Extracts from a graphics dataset
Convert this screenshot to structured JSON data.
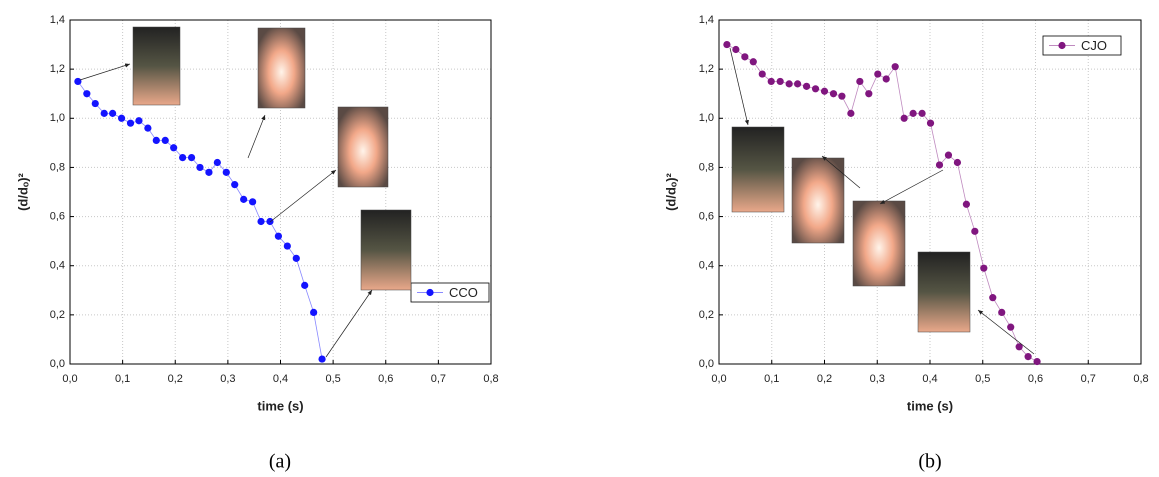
{
  "chart_data": [
    {
      "type": "line",
      "caption": "(a)",
      "xlabel": "time (s)",
      "ylabel": "(d/dₒ)²",
      "xlim": [
        0,
        0.8
      ],
      "ylim": [
        0,
        1.4
      ],
      "grid": true,
      "legend": "right",
      "xticks": [
        {
          "value": 0,
          "label": "0,0"
        },
        {
          "value": 0.1,
          "label": "0,1"
        },
        {
          "value": 0.2,
          "label": "0,2"
        },
        {
          "value": 0.3,
          "label": "0,3"
        },
        {
          "value": 0.4,
          "label": "0,4"
        },
        {
          "value": 0.5,
          "label": "0,5"
        },
        {
          "value": 0.6,
          "label": "0,6"
        },
        {
          "value": 0.7,
          "label": "0,7"
        },
        {
          "value": 0.8,
          "label": "0,8"
        }
      ],
      "yticks": [
        {
          "value": 0,
          "label": "0,0"
        },
        {
          "value": 0.2,
          "label": "0,2"
        },
        {
          "value": 0.4,
          "label": "0,4"
        },
        {
          "value": 0.6,
          "label": "0,6"
        },
        {
          "value": 0.8,
          "label": "0,8"
        },
        {
          "value": 1.0,
          "label": "1,0"
        },
        {
          "value": 1.2,
          "label": "1,2"
        },
        {
          "value": 1.4,
          "label": "1,4"
        }
      ],
      "series": [
        {
          "name": "CCO",
          "color": "#1414ff",
          "x": [
            0.015,
            0.032,
            0.048,
            0.065,
            0.081,
            0.098,
            0.115,
            0.131,
            0.148,
            0.164,
            0.181,
            0.197,
            0.214,
            0.231,
            0.247,
            0.264,
            0.28,
            0.297,
            0.313,
            0.33,
            0.347,
            0.363,
            0.38,
            0.396,
            0.413,
            0.43,
            0.446,
            0.463,
            0.479
          ],
          "values": [
            1.15,
            1.1,
            1.06,
            1.02,
            1.02,
            1.0,
            0.98,
            0.99,
            0.96,
            0.91,
            0.91,
            0.88,
            0.84,
            0.84,
            0.8,
            0.78,
            0.82,
            0.78,
            0.73,
            0.67,
            0.66,
            0.58,
            0.58,
            0.52,
            0.48,
            0.43,
            0.32,
            0.21,
            0.02
          ]
        }
      ]
    },
    {
      "type": "line",
      "caption": "(b)",
      "xlabel": "time (s)",
      "ylabel": "(d/dₒ)²",
      "xlim": [
        0,
        0.8
      ],
      "ylim": [
        0,
        1.4
      ],
      "grid": true,
      "legend": "upper right",
      "xticks": [
        {
          "value": 0,
          "label": "0,0"
        },
        {
          "value": 0.1,
          "label": "0,1"
        },
        {
          "value": 0.2,
          "label": "0,2"
        },
        {
          "value": 0.3,
          "label": "0,3"
        },
        {
          "value": 0.4,
          "label": "0,4"
        },
        {
          "value": 0.5,
          "label": "0,5"
        },
        {
          "value": 0.6,
          "label": "0,6"
        },
        {
          "value": 0.7,
          "label": "0,7"
        },
        {
          "value": 0.8,
          "label": "0,8"
        }
      ],
      "yticks": [
        {
          "value": 0,
          "label": "0,0"
        },
        {
          "value": 0.2,
          "label": "0,2"
        },
        {
          "value": 0.4,
          "label": "0,4"
        },
        {
          "value": 0.6,
          "label": "0,6"
        },
        {
          "value": 0.8,
          "label": "0,8"
        },
        {
          "value": 1.0,
          "label": "1,0"
        },
        {
          "value": 1.2,
          "label": "1,2"
        },
        {
          "value": 1.4,
          "label": "1,4"
        }
      ],
      "series": [
        {
          "name": "CJO",
          "color": "#80167f",
          "x": [
            0.015,
            0.032,
            0.049,
            0.065,
            0.082,
            0.099,
            0.116,
            0.133,
            0.149,
            0.166,
            0.183,
            0.2,
            0.217,
            0.233,
            0.25,
            0.267,
            0.284,
            0.301,
            0.317,
            0.334,
            0.351,
            0.368,
            0.385,
            0.401,
            0.418,
            0.435,
            0.452,
            0.469,
            0.485,
            0.502,
            0.519,
            0.536,
            0.553,
            0.569,
            0.586,
            0.603
          ],
          "values": [
            1.3,
            1.28,
            1.25,
            1.23,
            1.18,
            1.15,
            1.15,
            1.14,
            1.14,
            1.13,
            1.12,
            1.11,
            1.1,
            1.09,
            1.02,
            1.15,
            1.1,
            1.18,
            1.16,
            1.21,
            1.0,
            1.02,
            1.02,
            0.98,
            0.81,
            0.85,
            0.82,
            0.65,
            0.54,
            0.39,
            0.27,
            0.21,
            0.15,
            0.07,
            0.03,
            0.01
          ]
        }
      ]
    }
  ]
}
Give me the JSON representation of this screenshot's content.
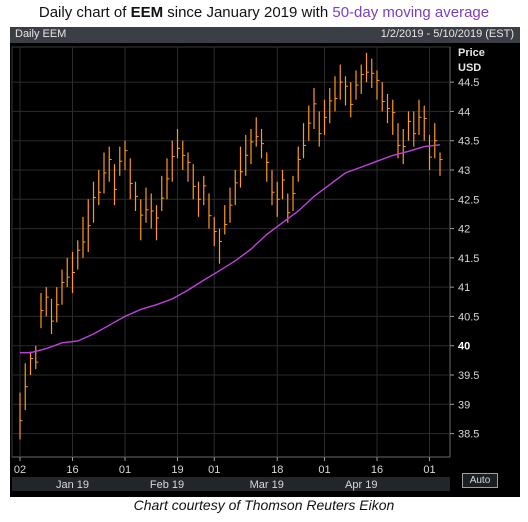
{
  "title": {
    "prefix": "Daily chart of ",
    "ticker": "EEM",
    "middle": " since January 2019 with ",
    "highlight": "50-day moving average"
  },
  "header": {
    "left": "Daily EEM",
    "right": "1/2/2019 - 5/10/2019 (EST)"
  },
  "axis": {
    "price_label": "Price",
    "unit_label": "USD",
    "auto_label": "Auto"
  },
  "caption": "Chart courtesy of Thomson Reuters Eikon",
  "colors": {
    "bars": "#ff9a1a",
    "ma": "#c040e0",
    "grid": "#2c2c2c",
    "highlight_tick": "#ffffff"
  },
  "chart_data": {
    "type": "line",
    "ylim": [
      38.1,
      45.1
    ],
    "y_ticks": [
      38.5,
      39,
      39.5,
      40,
      40.5,
      41,
      41.5,
      42,
      42.5,
      43,
      43.5,
      44,
      44.5
    ],
    "y_tick_labels": [
      "38.5",
      "39",
      "39.5",
      "40",
      "40.5",
      "41",
      "41.5",
      "42",
      "42.5",
      "43",
      "43.5",
      "44",
      "44.5"
    ],
    "x_ticks": [
      {
        "label": "02",
        "t": 0
      },
      {
        "label": "16",
        "t": 10
      },
      {
        "label": "01",
        "t": 20
      },
      {
        "label": "19",
        "t": 30
      },
      {
        "label": "01",
        "t": 37
      },
      {
        "label": "18",
        "t": 49
      },
      {
        "label": "01",
        "t": 58
      },
      {
        "label": "16",
        "t": 68
      },
      {
        "label": "01",
        "t": 78
      }
    ],
    "month_labels": [
      {
        "label": "Jan 19",
        "t": 10
      },
      {
        "label": "Feb 19",
        "t": 28
      },
      {
        "label": "Mar 19",
        "t": 47
      },
      {
        "label": "Apr 19",
        "t": 65
      }
    ],
    "series": [
      {
        "kind": "hl-bars",
        "t": [
          0,
          1,
          2,
          3,
          4,
          5,
          6,
          7,
          8,
          9,
          10,
          11,
          12,
          13,
          14,
          15,
          16,
          17,
          18,
          19,
          20,
          21,
          22,
          23,
          24,
          25,
          26,
          27,
          28,
          29,
          30,
          31,
          32,
          33,
          34,
          35,
          36,
          37,
          38,
          39,
          40,
          41,
          42,
          43,
          44,
          45,
          46,
          47,
          48,
          49,
          50,
          51,
          52,
          53,
          54,
          55,
          56,
          57,
          58,
          59,
          60,
          61,
          62,
          63,
          64,
          65,
          66,
          67,
          68,
          69,
          70,
          71,
          72,
          73,
          74,
          75,
          76,
          77,
          78,
          79,
          80
        ],
        "low": [
          38.4,
          38.9,
          39.5,
          39.6,
          40.3,
          40.5,
          40.2,
          40.4,
          40.7,
          41.0,
          40.9,
          41.3,
          41.5,
          41.6,
          42.1,
          42.4,
          42.6,
          42.8,
          42.4,
          42.9,
          43.0,
          42.5,
          42.3,
          41.8,
          42.1,
          42.0,
          41.8,
          42.3,
          42.5,
          42.8,
          43.2,
          43.0,
          42.8,
          42.5,
          42.2,
          42.4,
          42.0,
          41.7,
          41.4,
          41.9,
          42.1,
          42.4,
          42.7,
          42.9,
          43.1,
          43.4,
          43.2,
          42.8,
          42.4,
          42.2,
          42.5,
          42.1,
          42.3,
          42.8,
          43.2,
          43.5,
          43.7,
          43.4,
          43.6,
          43.8,
          44.0,
          44.2,
          44.1,
          43.9,
          44.2,
          44.3,
          44.5,
          44.4,
          44.2,
          44.0,
          43.8,
          43.6,
          43.2,
          43.1,
          43.5,
          43.4,
          43.6,
          43.5,
          43.0,
          43.2,
          42.9
        ],
        "high": [
          39.2,
          39.7,
          39.9,
          40.0,
          40.9,
          41.0,
          40.8,
          41.0,
          41.3,
          41.5,
          41.6,
          41.8,
          42.2,
          42.5,
          42.8,
          43.0,
          43.3,
          43.4,
          43.1,
          43.4,
          43.5,
          43.2,
          42.8,
          42.5,
          42.7,
          42.6,
          42.4,
          42.9,
          43.2,
          43.5,
          43.7,
          43.5,
          43.3,
          43.1,
          42.8,
          42.9,
          42.6,
          42.2,
          42.0,
          42.4,
          42.7,
          43.0,
          43.4,
          43.6,
          43.7,
          43.9,
          43.7,
          43.3,
          43.0,
          42.8,
          43.0,
          42.6,
          42.9,
          43.4,
          43.8,
          44.1,
          44.4,
          44.0,
          44.2,
          44.4,
          44.6,
          44.8,
          44.6,
          44.5,
          44.7,
          44.8,
          45.0,
          44.9,
          44.7,
          44.5,
          44.3,
          44.2,
          43.8,
          43.7,
          44.0,
          44.0,
          44.2,
          44.1,
          43.6,
          43.8,
          43.3
        ]
      },
      {
        "name": "50-day moving average",
        "kind": "line",
        "t": [
          0,
          2,
          5,
          8,
          11,
          14,
          17,
          20,
          23,
          26,
          29,
          32,
          35,
          38,
          41,
          44,
          47,
          50,
          53,
          56,
          59,
          62,
          65,
          68,
          71,
          74,
          77,
          80
        ],
        "values": [
          39.88,
          39.88,
          39.95,
          40.05,
          40.08,
          40.2,
          40.35,
          40.5,
          40.62,
          40.7,
          40.8,
          40.95,
          41.12,
          41.28,
          41.45,
          41.65,
          41.9,
          42.1,
          42.3,
          42.55,
          42.75,
          42.95,
          43.05,
          43.15,
          43.25,
          43.32,
          43.4,
          43.43
        ]
      }
    ]
  }
}
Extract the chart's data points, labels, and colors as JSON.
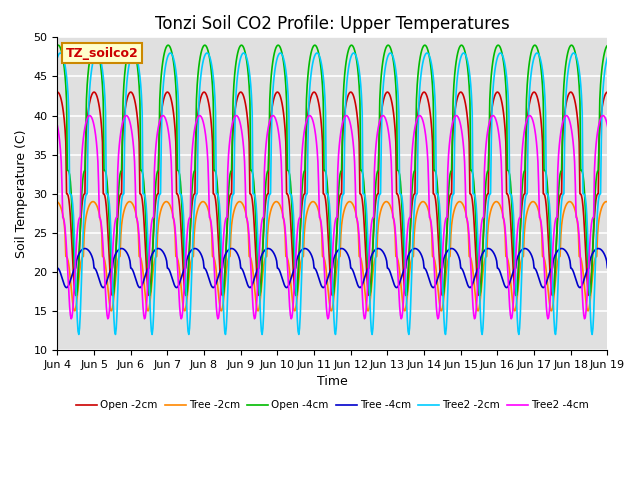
{
  "title": "Tonzi Soil CO2 Profile: Upper Temperatures",
  "xlabel": "Time",
  "ylabel": "Soil Temperature (C)",
  "ylim": [
    10,
    50
  ],
  "x_tick_labels": [
    "Jun 4",
    "Jun 5",
    "Jun 6",
    "Jun 7",
    "Jun 8",
    "Jun 9",
    "Jun 10",
    "Jun 11",
    "Jun 12",
    "Jun 13",
    "Jun 14",
    "Jun 15",
    "Jun 16",
    "Jun 17",
    "Jun 18",
    "Jun 19"
  ],
  "series": [
    {
      "label": "Open -2cm",
      "color": "#CC0000",
      "lw": 1.2,
      "amp": 26,
      "base": 17,
      "phase": 0.0,
      "peak_sharp": 3.0
    },
    {
      "label": "Tree -2cm",
      "color": "#FF8800",
      "lw": 1.2,
      "amp": 14,
      "base": 15,
      "phase": 0.03,
      "peak_sharp": 3.0
    },
    {
      "label": "Open -4cm",
      "color": "#00BB00",
      "lw": 1.2,
      "amp": 32,
      "base": 17,
      "phase": -0.02,
      "peak_sharp": 3.5
    },
    {
      "label": "Tree -4cm",
      "color": "#0000CC",
      "lw": 1.2,
      "amp": 5,
      "base": 18,
      "phase": 0.25,
      "peak_sharp": 2.0
    },
    {
      "label": "Tree2 -2cm",
      "color": "#00CCFF",
      "lw": 1.2,
      "amp": 36,
      "base": 12,
      "phase": -0.08,
      "peak_sharp": 4.0
    },
    {
      "label": "Tree2 -4cm",
      "color": "#FF00FF",
      "lw": 1.2,
      "amp": 26,
      "base": 14,
      "phase": 0.12,
      "peak_sharp": 3.0
    }
  ],
  "legend_box_label": "TZ_soilco2",
  "legend_box_facecolor": "#FFFFCC",
  "legend_box_edgecolor": "#CC8800",
  "plot_bg_color": "#E0E0E0",
  "title_fontsize": 12,
  "tick_fontsize": 8,
  "axis_label_fontsize": 9
}
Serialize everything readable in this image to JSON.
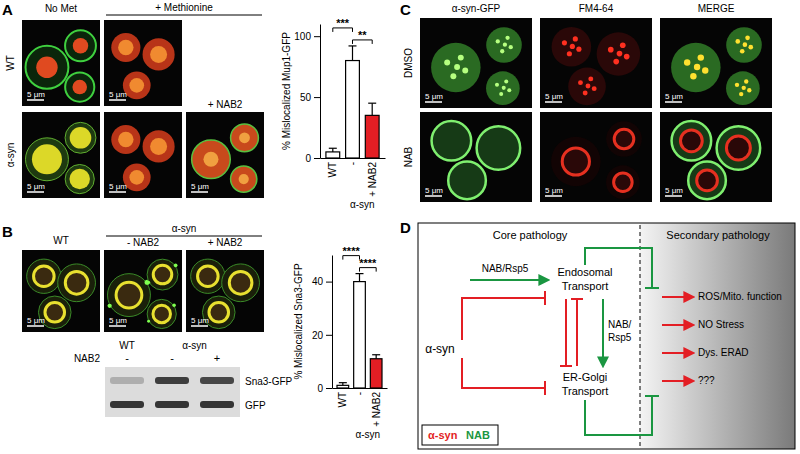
{
  "panel_labels": [
    "A",
    "B",
    "C",
    "D"
  ],
  "scale_bar": "5 μm",
  "panel_a": {
    "columns": [
      "No Met",
      "+ Methionine"
    ],
    "rows": [
      "WT",
      "α-syn"
    ],
    "treatment": "+ NAB2"
  },
  "panel_b": {
    "columns": [
      "WT",
      "α-syn",
      "- NAB2",
      "+ NAB2"
    ],
    "blot": {
      "columns": [
        "WT",
        "α-syn"
      ],
      "treatment_label": "NAB2",
      "treatment": [
        "-",
        "-",
        "+"
      ],
      "bands": [
        "Sna3-GFP",
        "GFP"
      ]
    }
  },
  "panel_c": {
    "columns": [
      "α-syn-GFP",
      "FM4-64",
      "MERGE"
    ],
    "rows": [
      "DMSO",
      "NAB"
    ]
  },
  "panel_d": {
    "headers": [
      "Core pathology",
      "Secondary pathology"
    ],
    "source": "α-syn",
    "endosomal": [
      "Endosomal",
      "Transport"
    ],
    "er_golgi": [
      "ER-Golgi",
      "Transport"
    ],
    "nab_to_endosomal": "NAB/Rsp5",
    "nab_endosomal_to_er": [
      "NAB/",
      "Rsp5"
    ],
    "outcomes": [
      "ROS/Mito. function",
      "NO Stress",
      "Dys. ERAD",
      "???"
    ],
    "key": [
      {
        "text": "α-syn",
        "color": "#e31e24"
      },
      {
        "text": "NAB",
        "color": "#1a9641"
      }
    ]
  },
  "chart_data": [
    {
      "type": "bar",
      "ylabel": "% Mislocalized Mup1-GFP",
      "xlabel": "α-syn",
      "categories": [
        "WT",
        "-",
        "+ NAB2"
      ],
      "values": [
        5,
        80,
        35
      ],
      "errors": [
        3,
        12,
        10
      ],
      "colors": [
        "#ffffff",
        "#ffffff",
        "#e31e24"
      ],
      "ylim": [
        0,
        110
      ],
      "yticks": [
        0,
        50,
        100
      ],
      "annotations": [
        {
          "text": "***",
          "between": [
            "WT",
            "-"
          ]
        },
        {
          "text": "**",
          "between": [
            "-",
            "+ NAB2"
          ]
        }
      ]
    },
    {
      "type": "bar",
      "ylabel": "% Mislocalized Sna3-GFP",
      "xlabel": "α-syn",
      "categories": [
        "WT",
        "-",
        "+ NAB2"
      ],
      "values": [
        1,
        40,
        11
      ],
      "errors": [
        1,
        3,
        1.5
      ],
      "colors": [
        "#ffffff",
        "#ffffff",
        "#e31e24"
      ],
      "ylim": [
        0,
        50
      ],
      "yticks": [
        0,
        20,
        40
      ],
      "annotations": [
        {
          "text": "****",
          "between": [
            "WT",
            "-"
          ]
        },
        {
          "text": "****",
          "between": [
            "-",
            "+ NAB2"
          ]
        }
      ]
    }
  ]
}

◆ GIVEN REQUEST ◆
Pull out and copy each line containing the string "ylabel".

◆ FINISHED EXERCISE ◆
      "ylabel": "(d/dₒ)²",
      "ylabel": "(d/dₒ)²",
  "ylabel": "Soil Temperature (C)",
      "ylabel": "% Mislocalized Mup1-GFP",
      "ylabel": "% Mislocalized Sna3-GFP",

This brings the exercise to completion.